BEGIN Records to process

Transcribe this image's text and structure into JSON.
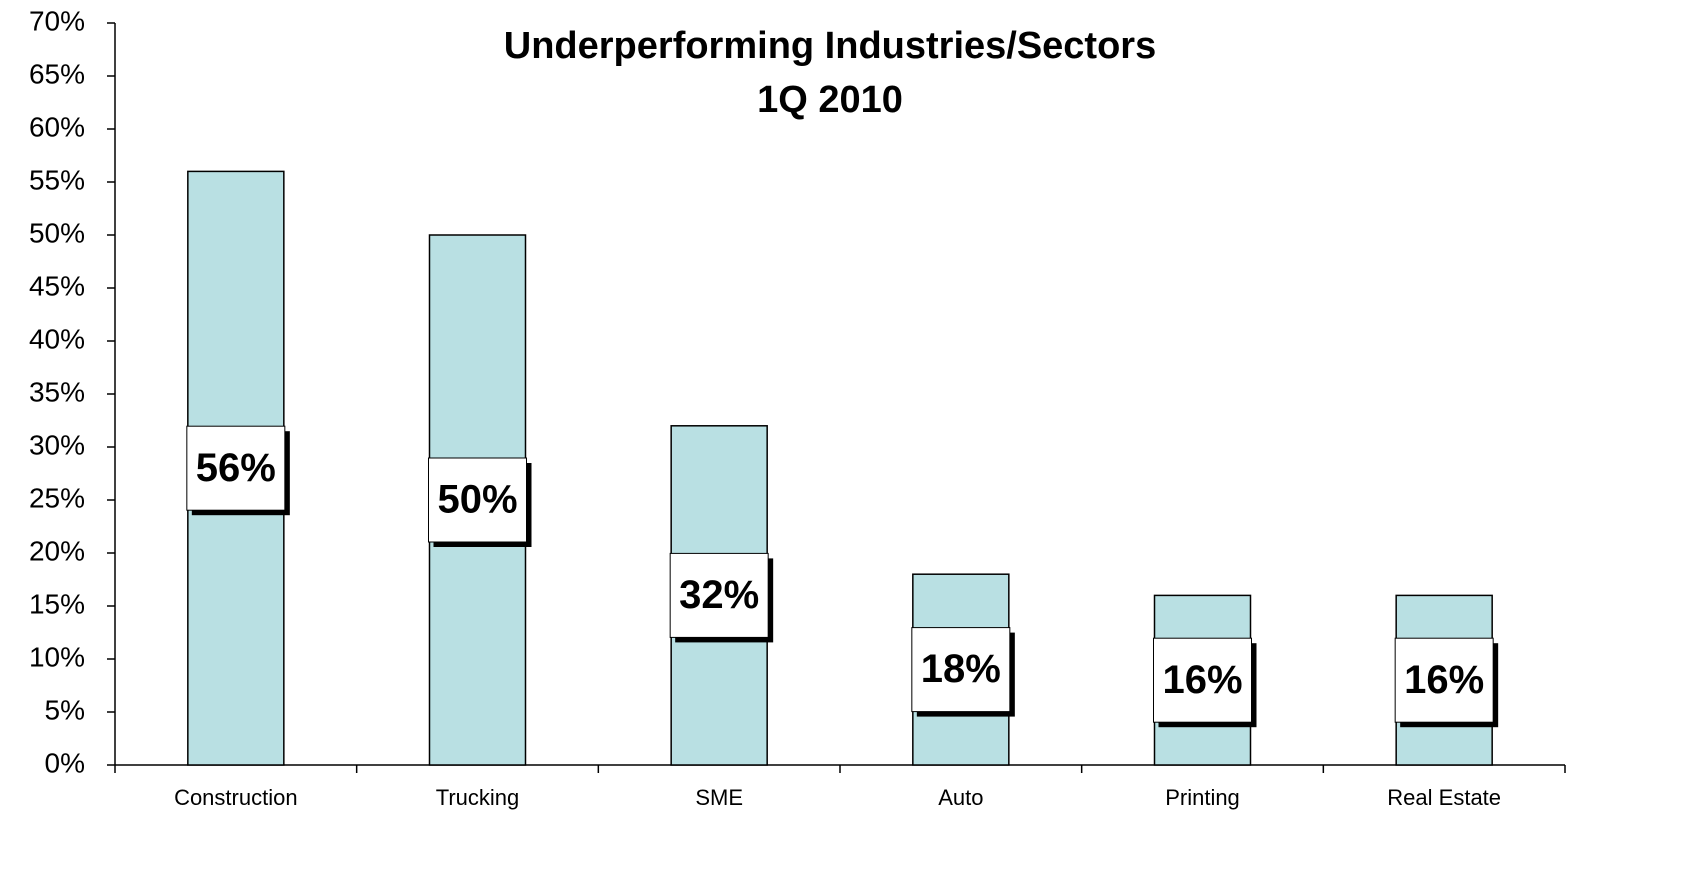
{
  "chart_data": {
    "type": "bar",
    "title": "Underperforming Industries/Sectors",
    "subtitle": "1Q 2010",
    "categories": [
      "Construction",
      "Trucking",
      "SME",
      "Auto",
      "Printing",
      "Real Estate"
    ],
    "values": [
      56,
      50,
      32,
      18,
      16,
      16
    ],
    "value_labels": [
      "56%",
      "50%",
      "32%",
      "18%",
      "16%",
      "16%"
    ],
    "color": "#b9e0e3",
    "ylim": [
      0,
      70
    ],
    "yticks": [
      {
        "value": 0,
        "label": "0%"
      },
      {
        "value": 5,
        "label": "5%"
      },
      {
        "value": 10,
        "label": "10%"
      },
      {
        "value": 15,
        "label": "15%"
      },
      {
        "value": 20,
        "label": "20%"
      },
      {
        "value": 25,
        "label": "25%"
      },
      {
        "value": 30,
        "label": "30%"
      },
      {
        "value": 35,
        "label": "35%"
      },
      {
        "value": 40,
        "label": "40%"
      },
      {
        "value": 45,
        "label": "45%"
      },
      {
        "value": 50,
        "label": "50%"
      },
      {
        "value": 55,
        "label": "55%"
      },
      {
        "value": 60,
        "label": "60%"
      },
      {
        "value": 65,
        "label": "65%"
      },
      {
        "value": 70,
        "label": "70%"
      }
    ],
    "grid": false
  }
}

END Records to process

» Exercise description
Without including any pictures, print all of the material exactly as given.

» Task solution
Transcribe this image's text and structure into JSON.
{
  "chart_data": {
    "type": "bar",
    "title": "Underperforming Industries/Sectors",
    "subtitle": "1Q 2010",
    "categories": [
      "Construction",
      "Trucking",
      "SME",
      "Auto",
      "Printing",
      "Real Estate"
    ],
    "values": [
      56,
      50,
      32,
      18,
      16,
      16
    ],
    "value_labels": [
      "56%",
      "50%",
      "32%",
      "18%",
      "16%",
      "16%"
    ],
    "color": "#b9e0e3",
    "ylim": [
      0,
      70
    ],
    "yticks": [
      {
        "value": 0,
        "label": "0%"
      },
      {
        "value": 5,
        "label": "5%"
      },
      {
        "value": 10,
        "label": "10%"
      },
      {
        "value": 15,
        "label": "15%"
      },
      {
        "value": 20,
        "label": "20%"
      },
      {
        "value": 25,
        "label": "25%"
      },
      {
        "value": 30,
        "label": "30%"
      },
      {
        "value": 35,
        "label": "35%"
      },
      {
        "value": 40,
        "label": "40%"
      },
      {
        "value": 45,
        "label": "45%"
      },
      {
        "value": 50,
        "label": "50%"
      },
      {
        "value": 55,
        "label": "55%"
      },
      {
        "value": 60,
        "label": "60%"
      },
      {
        "value": 65,
        "label": "65%"
      },
      {
        "value": 70,
        "label": "70%"
      }
    ],
    "grid": false
  }
}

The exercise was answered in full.